Data extract →
+---+

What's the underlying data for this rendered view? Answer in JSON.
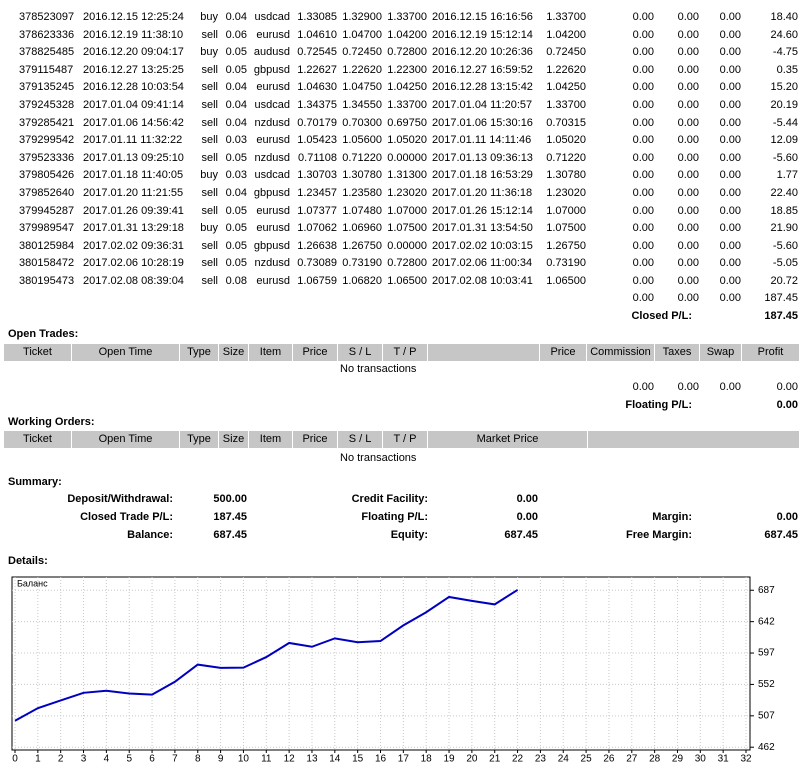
{
  "closed_trades": {
    "rows": [
      [
        "378523097",
        "2016.12.15 12:25:24",
        "buy",
        "0.04",
        "usdcad",
        "1.33085",
        "1.32900",
        "1.33700",
        "2016.12.15 16:16:56",
        "1.33700",
        "0.00",
        "0.00",
        "0.00",
        "18.40"
      ],
      [
        "378623336",
        "2016.12.19 11:38:10",
        "sell",
        "0.06",
        "eurusd",
        "1.04610",
        "1.04700",
        "1.04200",
        "2016.12.19 15:12:14",
        "1.04200",
        "0.00",
        "0.00",
        "0.00",
        "24.60"
      ],
      [
        "378825485",
        "2016.12.20 09:04:17",
        "buy",
        "0.05",
        "audusd",
        "0.72545",
        "0.72450",
        "0.72800",
        "2016.12.20 10:26:36",
        "0.72450",
        "0.00",
        "0.00",
        "0.00",
        "-4.75"
      ],
      [
        "379115487",
        "2016.12.27 13:25:25",
        "sell",
        "0.05",
        "gbpusd",
        "1.22627",
        "1.22620",
        "1.22300",
        "2016.12.27 16:59:52",
        "1.22620",
        "0.00",
        "0.00",
        "0.00",
        "0.35"
      ],
      [
        "379135245",
        "2016.12.28 10:03:54",
        "sell",
        "0.04",
        "eurusd",
        "1.04630",
        "1.04750",
        "1.04250",
        "2016.12.28 13:15:42",
        "1.04250",
        "0.00",
        "0.00",
        "0.00",
        "15.20"
      ],
      [
        "379245328",
        "2017.01.04 09:41:14",
        "sell",
        "0.04",
        "usdcad",
        "1.34375",
        "1.34550",
        "1.33700",
        "2017.01.04 11:20:57",
        "1.33700",
        "0.00",
        "0.00",
        "0.00",
        "20.19"
      ],
      [
        "379285421",
        "2017.01.06 14:56:42",
        "sell",
        "0.04",
        "nzdusd",
        "0.70179",
        "0.70300",
        "0.69750",
        "2017.01.06 15:30:16",
        "0.70315",
        "0.00",
        "0.00",
        "0.00",
        "-5.44"
      ],
      [
        "379299542",
        "2017.01.11 11:32:22",
        "sell",
        "0.03",
        "eurusd",
        "1.05423",
        "1.05600",
        "1.05020",
        "2017.01.11 14:11:46",
        "1.05020",
        "0.00",
        "0.00",
        "0.00",
        "12.09"
      ],
      [
        "379523336",
        "2017.01.13 09:25:10",
        "sell",
        "0.05",
        "nzdusd",
        "0.71108",
        "0.71220",
        "0.00000",
        "2017.01.13 09:36:13",
        "0.71220",
        "0.00",
        "0.00",
        "0.00",
        "-5.60"
      ],
      [
        "379805426",
        "2017.01.18 11:40:05",
        "buy",
        "0.03",
        "usdcad",
        "1.30703",
        "1.30780",
        "1.31300",
        "2017.01.18 16:53:29",
        "1.30780",
        "0.00",
        "0.00",
        "0.00",
        "1.77"
      ],
      [
        "379852640",
        "2017.01.20 11:21:55",
        "sell",
        "0.04",
        "gbpusd",
        "1.23457",
        "1.23580",
        "1.23020",
        "2017.01.20 11:36:18",
        "1.23020",
        "0.00",
        "0.00",
        "0.00",
        "22.40"
      ],
      [
        "379945287",
        "2017.01.26 09:39:41",
        "sell",
        "0.05",
        "eurusd",
        "1.07377",
        "1.07480",
        "1.07000",
        "2017.01.26 15:12:14",
        "1.07000",
        "0.00",
        "0.00",
        "0.00",
        "18.85"
      ],
      [
        "379989547",
        "2017.01.31 13:29:18",
        "buy",
        "0.05",
        "eurusd",
        "1.07062",
        "1.06960",
        "1.07500",
        "2017.01.31 13:54:50",
        "1.07500",
        "0.00",
        "0.00",
        "0.00",
        "21.90"
      ],
      [
        "380125984",
        "2017.02.02 09:36:31",
        "sell",
        "0.05",
        "gbpusd",
        "1.26638",
        "1.26750",
        "0.00000",
        "2017.02.02 10:03:15",
        "1.26750",
        "0.00",
        "0.00",
        "0.00",
        "-5.60"
      ],
      [
        "380158472",
        "2017.02.06 10:28:19",
        "sell",
        "0.05",
        "nzdusd",
        "0.73089",
        "0.73190",
        "0.72800",
        "2017.02.06 11:00:34",
        "0.73190",
        "0.00",
        "0.00",
        "0.00",
        "-5.05"
      ],
      [
        "380195473",
        "2017.02.08 08:39:04",
        "sell",
        "0.08",
        "eurusd",
        "1.06759",
        "1.06820",
        "1.06500",
        "2017.02.08 10:03:41",
        "1.06500",
        "0.00",
        "0.00",
        "0.00",
        "20.72"
      ]
    ],
    "totals": [
      "0.00",
      "0.00",
      "0.00",
      "187.45"
    ],
    "pl_label": "Closed P/L:",
    "pl_value": "187.45"
  },
  "open_trades": {
    "title": "Open Trades:",
    "headers": [
      "Ticket",
      "Open Time",
      "Type",
      "Size",
      "Item",
      "Price",
      "S / L",
      "T / P",
      "Price",
      "Commission",
      "Taxes",
      "Swap",
      "Profit"
    ],
    "message": "No transactions",
    "totals": [
      "0.00",
      "0.00",
      "0.00",
      "0.00"
    ],
    "pl_label": "Floating P/L:",
    "pl_value": "0.00"
  },
  "working_orders": {
    "title": "Working Orders:",
    "headers": [
      "Ticket",
      "Open Time",
      "Type",
      "Size",
      "Item",
      "Price",
      "S / L",
      "T / P",
      "Market Price"
    ],
    "message": "No transactions"
  },
  "summary": {
    "title": "Summary:",
    "rows": [
      [
        {
          "label": "Deposit/Withdrawal:",
          "value": "500.00"
        },
        {
          "label": "Credit Facility:",
          "value": "0.00"
        }
      ],
      [
        {
          "label": "Closed Trade P/L:",
          "value": "187.45"
        },
        {
          "label": "Floating P/L:",
          "value": "0.00"
        },
        {
          "label": "Margin:",
          "value": "0.00"
        }
      ],
      [
        {
          "label": "Balance:",
          "value": "687.45"
        },
        {
          "label": "Equity:",
          "value": "687.45"
        },
        {
          "label": "Free Margin:",
          "value": "687.45"
        }
      ]
    ]
  },
  "details_title": "Details:",
  "chart_data": {
    "type": "line",
    "x": [
      0,
      1,
      2,
      3,
      4,
      5,
      6,
      7,
      8,
      9,
      10,
      11,
      12,
      13,
      14,
      15,
      16,
      17,
      18,
      19,
      20,
      21,
      22
    ],
    "series": [
      {
        "name": "Баланс",
        "color": "#0000c0",
        "values": [
          500,
          518,
          529,
          540,
          543,
          539,
          537.42,
          555.82,
          580.42,
          575.67,
          576.02,
          591.22,
          611.41,
          605.97,
          618.06,
          612.46,
          614.23,
          636.63,
          655.48,
          677.38,
          671.78,
          666.73,
          687.45
        ]
      }
    ],
    "xlim": [
      0,
      32
    ],
    "xticks": [
      0,
      1,
      2,
      3,
      4,
      5,
      6,
      7,
      8,
      9,
      10,
      11,
      12,
      13,
      14,
      15,
      16,
      17,
      18,
      19,
      20,
      21,
      22,
      23,
      24,
      25,
      26,
      27,
      28,
      29,
      30,
      31,
      32
    ],
    "ylim": [
      458,
      706
    ],
    "yticks": [
      687,
      642,
      597,
      552,
      507,
      462
    ],
    "grid": true
  }
}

+---+

Description of the task → From the listing above, report the number of lines containing the string "message", without any accompanying remarks.

Task response → 2